■ Work to do
Wherever the word "Moneda" shows up in a line, please copy that line.

(Stored items from a collection)
==============================

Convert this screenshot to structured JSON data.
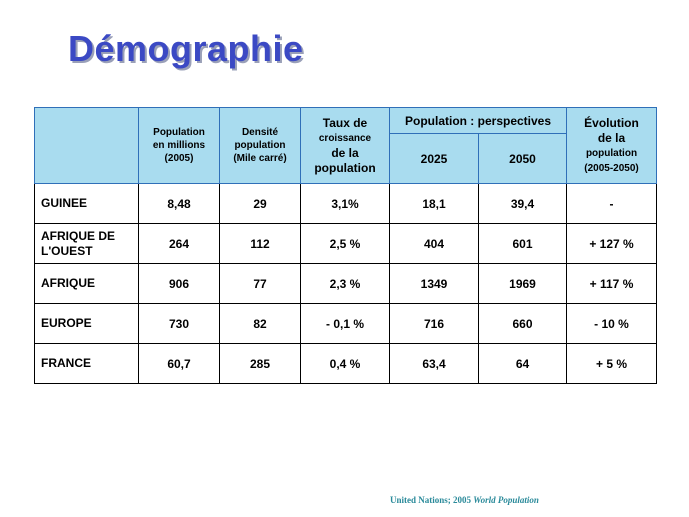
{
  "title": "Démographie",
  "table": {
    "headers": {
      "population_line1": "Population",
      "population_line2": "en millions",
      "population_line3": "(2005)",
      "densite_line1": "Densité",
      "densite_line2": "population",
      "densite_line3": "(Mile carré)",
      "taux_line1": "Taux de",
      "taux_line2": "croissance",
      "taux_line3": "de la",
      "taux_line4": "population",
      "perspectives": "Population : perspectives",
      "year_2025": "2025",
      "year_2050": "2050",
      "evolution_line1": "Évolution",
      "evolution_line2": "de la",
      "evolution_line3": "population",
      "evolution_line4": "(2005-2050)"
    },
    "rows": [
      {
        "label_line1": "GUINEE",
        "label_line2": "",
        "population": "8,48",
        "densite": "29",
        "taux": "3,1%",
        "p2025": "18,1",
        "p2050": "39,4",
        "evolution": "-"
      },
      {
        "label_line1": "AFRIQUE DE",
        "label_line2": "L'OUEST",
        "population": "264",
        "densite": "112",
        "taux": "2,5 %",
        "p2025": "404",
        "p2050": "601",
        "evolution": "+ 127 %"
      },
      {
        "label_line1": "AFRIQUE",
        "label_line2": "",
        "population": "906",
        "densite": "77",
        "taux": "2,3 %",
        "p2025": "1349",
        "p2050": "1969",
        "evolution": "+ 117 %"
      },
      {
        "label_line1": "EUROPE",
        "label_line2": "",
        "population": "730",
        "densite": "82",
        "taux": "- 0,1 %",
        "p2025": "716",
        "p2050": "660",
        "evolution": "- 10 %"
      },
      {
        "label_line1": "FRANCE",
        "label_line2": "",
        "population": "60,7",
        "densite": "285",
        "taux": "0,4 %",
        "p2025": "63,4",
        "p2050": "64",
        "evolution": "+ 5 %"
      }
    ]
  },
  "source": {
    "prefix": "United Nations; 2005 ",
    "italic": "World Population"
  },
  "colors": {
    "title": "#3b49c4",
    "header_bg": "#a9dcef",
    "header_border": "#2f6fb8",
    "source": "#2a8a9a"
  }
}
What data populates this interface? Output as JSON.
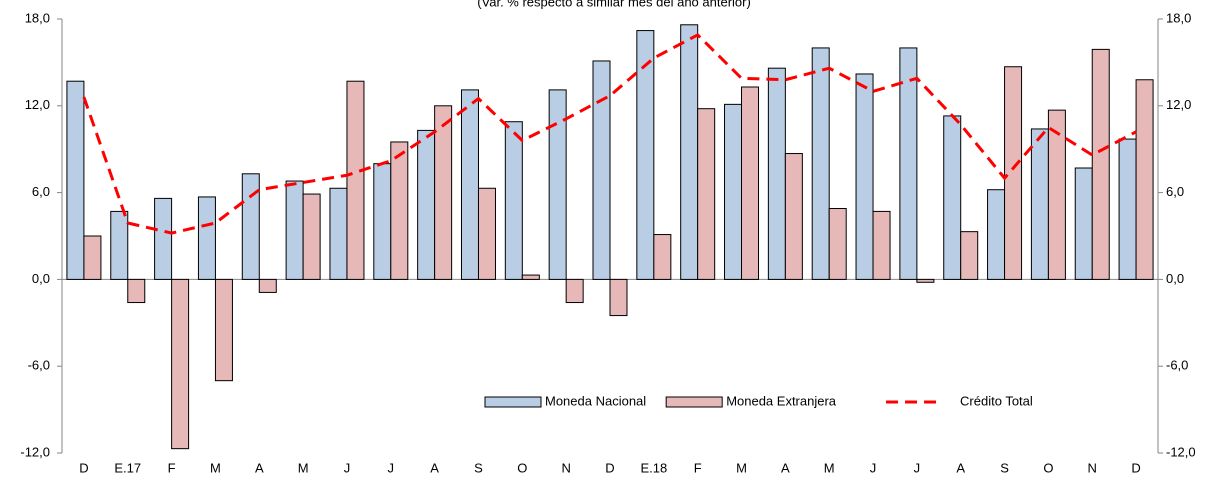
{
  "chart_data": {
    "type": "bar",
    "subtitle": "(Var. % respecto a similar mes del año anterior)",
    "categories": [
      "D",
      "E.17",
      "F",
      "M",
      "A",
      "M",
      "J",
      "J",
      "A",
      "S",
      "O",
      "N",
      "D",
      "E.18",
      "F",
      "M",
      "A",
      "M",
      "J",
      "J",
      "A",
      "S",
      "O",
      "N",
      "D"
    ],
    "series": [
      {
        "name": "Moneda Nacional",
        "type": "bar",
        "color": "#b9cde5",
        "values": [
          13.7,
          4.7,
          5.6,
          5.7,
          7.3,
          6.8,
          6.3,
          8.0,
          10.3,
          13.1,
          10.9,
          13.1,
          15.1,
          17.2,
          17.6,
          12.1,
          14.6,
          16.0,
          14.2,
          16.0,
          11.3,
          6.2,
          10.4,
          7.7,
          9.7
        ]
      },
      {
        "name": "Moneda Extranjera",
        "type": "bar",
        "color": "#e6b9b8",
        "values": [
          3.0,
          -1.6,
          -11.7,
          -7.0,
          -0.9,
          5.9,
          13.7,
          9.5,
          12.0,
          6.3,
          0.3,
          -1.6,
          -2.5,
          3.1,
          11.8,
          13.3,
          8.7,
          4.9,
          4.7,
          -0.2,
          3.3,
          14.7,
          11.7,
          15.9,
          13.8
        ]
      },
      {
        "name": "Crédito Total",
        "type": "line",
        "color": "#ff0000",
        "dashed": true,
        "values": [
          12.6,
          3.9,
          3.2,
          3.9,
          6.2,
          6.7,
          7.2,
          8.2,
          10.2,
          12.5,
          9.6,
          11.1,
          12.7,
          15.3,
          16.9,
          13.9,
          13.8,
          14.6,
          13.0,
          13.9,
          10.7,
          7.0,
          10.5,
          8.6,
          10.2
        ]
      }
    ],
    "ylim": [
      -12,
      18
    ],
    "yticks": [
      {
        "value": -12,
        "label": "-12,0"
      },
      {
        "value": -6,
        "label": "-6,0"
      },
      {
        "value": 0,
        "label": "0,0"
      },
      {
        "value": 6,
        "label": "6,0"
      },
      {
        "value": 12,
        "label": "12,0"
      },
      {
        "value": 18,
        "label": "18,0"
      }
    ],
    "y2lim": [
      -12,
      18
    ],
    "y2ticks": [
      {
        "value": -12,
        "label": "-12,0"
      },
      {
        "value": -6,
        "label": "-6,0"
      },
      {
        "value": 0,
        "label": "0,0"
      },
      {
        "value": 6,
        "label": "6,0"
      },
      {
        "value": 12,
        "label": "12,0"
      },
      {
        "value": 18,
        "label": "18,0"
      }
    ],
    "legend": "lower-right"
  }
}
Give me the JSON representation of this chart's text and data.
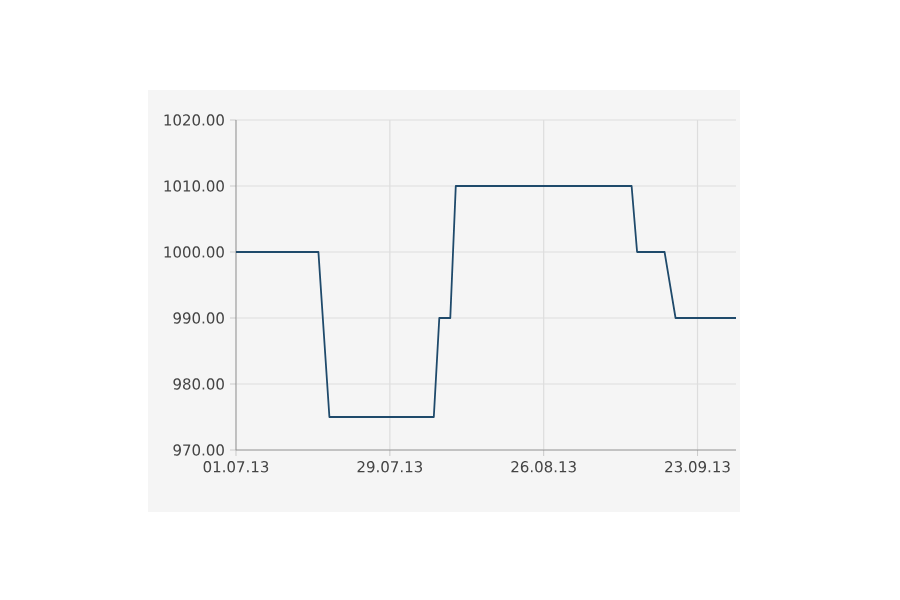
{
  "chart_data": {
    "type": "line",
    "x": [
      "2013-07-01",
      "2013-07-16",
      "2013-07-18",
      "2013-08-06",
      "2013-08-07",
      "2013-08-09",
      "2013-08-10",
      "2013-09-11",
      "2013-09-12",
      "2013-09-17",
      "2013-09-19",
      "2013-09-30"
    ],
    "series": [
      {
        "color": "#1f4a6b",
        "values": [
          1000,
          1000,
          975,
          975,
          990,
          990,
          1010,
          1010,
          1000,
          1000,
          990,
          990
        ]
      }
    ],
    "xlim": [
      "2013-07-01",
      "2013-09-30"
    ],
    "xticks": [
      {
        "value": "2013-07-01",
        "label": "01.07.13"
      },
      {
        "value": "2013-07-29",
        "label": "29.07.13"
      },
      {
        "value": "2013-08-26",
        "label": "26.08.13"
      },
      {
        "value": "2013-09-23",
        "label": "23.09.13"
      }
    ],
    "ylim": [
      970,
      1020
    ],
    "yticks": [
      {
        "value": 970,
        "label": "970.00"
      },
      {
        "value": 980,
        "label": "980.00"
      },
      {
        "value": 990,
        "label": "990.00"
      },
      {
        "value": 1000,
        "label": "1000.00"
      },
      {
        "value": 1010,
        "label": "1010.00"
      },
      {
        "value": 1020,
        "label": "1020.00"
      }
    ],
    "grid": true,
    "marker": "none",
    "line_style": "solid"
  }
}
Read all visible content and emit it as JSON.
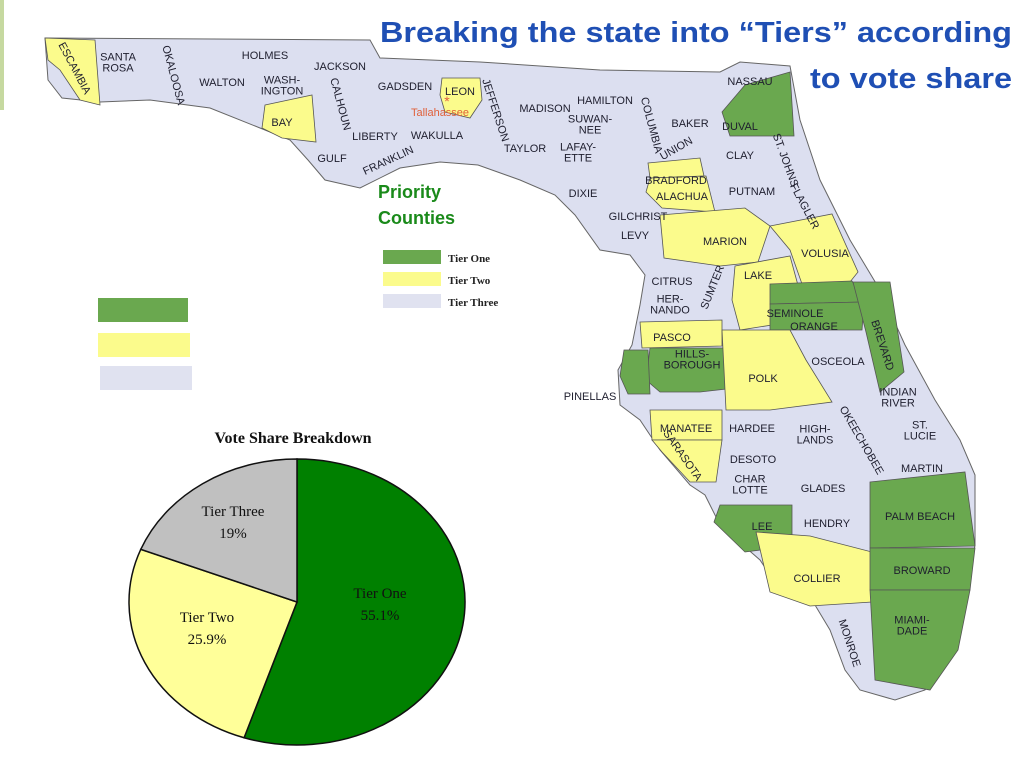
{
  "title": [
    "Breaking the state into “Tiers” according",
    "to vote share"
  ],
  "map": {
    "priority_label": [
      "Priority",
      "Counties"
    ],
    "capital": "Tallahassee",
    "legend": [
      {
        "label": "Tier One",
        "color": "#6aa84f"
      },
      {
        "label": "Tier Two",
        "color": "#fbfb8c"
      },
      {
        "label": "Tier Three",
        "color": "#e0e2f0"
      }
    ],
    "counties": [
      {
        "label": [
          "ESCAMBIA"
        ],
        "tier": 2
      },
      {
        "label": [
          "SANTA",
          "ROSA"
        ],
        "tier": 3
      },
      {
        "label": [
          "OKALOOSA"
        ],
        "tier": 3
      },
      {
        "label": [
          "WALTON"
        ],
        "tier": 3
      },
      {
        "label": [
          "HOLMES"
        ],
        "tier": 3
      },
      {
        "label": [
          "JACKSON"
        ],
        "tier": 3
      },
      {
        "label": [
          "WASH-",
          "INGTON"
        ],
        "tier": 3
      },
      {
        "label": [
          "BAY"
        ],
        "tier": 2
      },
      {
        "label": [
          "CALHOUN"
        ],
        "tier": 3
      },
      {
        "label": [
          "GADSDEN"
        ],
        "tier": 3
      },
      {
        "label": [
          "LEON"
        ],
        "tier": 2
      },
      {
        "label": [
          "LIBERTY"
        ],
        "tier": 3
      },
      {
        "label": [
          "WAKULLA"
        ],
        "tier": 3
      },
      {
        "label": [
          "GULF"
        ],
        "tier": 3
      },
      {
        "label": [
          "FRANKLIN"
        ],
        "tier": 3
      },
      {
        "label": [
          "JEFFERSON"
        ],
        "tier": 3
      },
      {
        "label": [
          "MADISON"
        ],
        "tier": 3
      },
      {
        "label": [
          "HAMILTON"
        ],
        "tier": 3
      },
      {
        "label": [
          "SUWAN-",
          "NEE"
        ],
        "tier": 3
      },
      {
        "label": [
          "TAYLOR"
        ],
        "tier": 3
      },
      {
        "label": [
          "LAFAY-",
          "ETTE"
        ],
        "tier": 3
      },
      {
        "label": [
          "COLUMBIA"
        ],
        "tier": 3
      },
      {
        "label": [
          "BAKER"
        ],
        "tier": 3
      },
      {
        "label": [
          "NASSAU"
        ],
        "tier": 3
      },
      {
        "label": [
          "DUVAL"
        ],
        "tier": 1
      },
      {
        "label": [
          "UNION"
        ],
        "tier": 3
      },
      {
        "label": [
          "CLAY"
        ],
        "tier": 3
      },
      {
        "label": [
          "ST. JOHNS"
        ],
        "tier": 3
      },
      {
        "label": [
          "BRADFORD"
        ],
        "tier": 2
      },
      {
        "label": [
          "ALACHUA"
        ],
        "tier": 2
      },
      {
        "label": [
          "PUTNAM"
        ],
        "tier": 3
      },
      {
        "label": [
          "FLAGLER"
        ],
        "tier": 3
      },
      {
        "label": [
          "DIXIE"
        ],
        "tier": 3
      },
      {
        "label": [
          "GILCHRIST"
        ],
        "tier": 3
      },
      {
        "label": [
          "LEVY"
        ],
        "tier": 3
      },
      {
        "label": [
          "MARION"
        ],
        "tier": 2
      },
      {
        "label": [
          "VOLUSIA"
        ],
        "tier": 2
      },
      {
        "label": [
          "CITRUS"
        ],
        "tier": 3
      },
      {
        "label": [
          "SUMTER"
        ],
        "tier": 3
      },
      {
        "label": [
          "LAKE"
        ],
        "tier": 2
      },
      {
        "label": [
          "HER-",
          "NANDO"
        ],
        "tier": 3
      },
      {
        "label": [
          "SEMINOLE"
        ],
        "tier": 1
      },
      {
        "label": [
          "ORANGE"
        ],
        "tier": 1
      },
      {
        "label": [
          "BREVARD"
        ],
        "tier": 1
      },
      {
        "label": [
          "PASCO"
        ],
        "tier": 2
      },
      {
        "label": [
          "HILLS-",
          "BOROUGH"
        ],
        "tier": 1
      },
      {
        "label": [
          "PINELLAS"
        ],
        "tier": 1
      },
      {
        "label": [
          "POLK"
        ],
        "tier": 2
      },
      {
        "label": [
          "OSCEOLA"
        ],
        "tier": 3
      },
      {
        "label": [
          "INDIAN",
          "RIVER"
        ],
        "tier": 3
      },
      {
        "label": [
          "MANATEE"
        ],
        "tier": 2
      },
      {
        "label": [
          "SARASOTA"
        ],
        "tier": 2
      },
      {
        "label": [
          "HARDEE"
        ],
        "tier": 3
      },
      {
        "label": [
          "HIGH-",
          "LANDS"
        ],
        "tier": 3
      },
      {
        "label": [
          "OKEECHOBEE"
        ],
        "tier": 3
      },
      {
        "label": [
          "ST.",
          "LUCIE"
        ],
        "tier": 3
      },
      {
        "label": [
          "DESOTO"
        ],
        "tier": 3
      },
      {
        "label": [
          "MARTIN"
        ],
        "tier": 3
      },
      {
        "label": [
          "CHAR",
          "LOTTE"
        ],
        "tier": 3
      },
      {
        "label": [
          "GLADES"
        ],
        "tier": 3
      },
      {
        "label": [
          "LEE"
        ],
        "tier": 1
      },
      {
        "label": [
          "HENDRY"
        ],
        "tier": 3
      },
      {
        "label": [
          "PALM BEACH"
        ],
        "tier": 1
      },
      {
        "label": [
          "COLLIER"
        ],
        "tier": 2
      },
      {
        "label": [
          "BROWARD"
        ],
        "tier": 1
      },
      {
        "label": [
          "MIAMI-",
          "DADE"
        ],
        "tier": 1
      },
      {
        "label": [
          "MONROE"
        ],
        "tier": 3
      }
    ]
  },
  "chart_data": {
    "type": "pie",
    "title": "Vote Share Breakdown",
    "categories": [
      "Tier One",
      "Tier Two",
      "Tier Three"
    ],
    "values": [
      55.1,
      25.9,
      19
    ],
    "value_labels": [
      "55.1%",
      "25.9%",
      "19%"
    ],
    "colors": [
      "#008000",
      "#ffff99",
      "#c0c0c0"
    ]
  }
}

==============================

■ Solution below
        "name": "Moneda Nacional",
        "name": "Moneda Extranjera",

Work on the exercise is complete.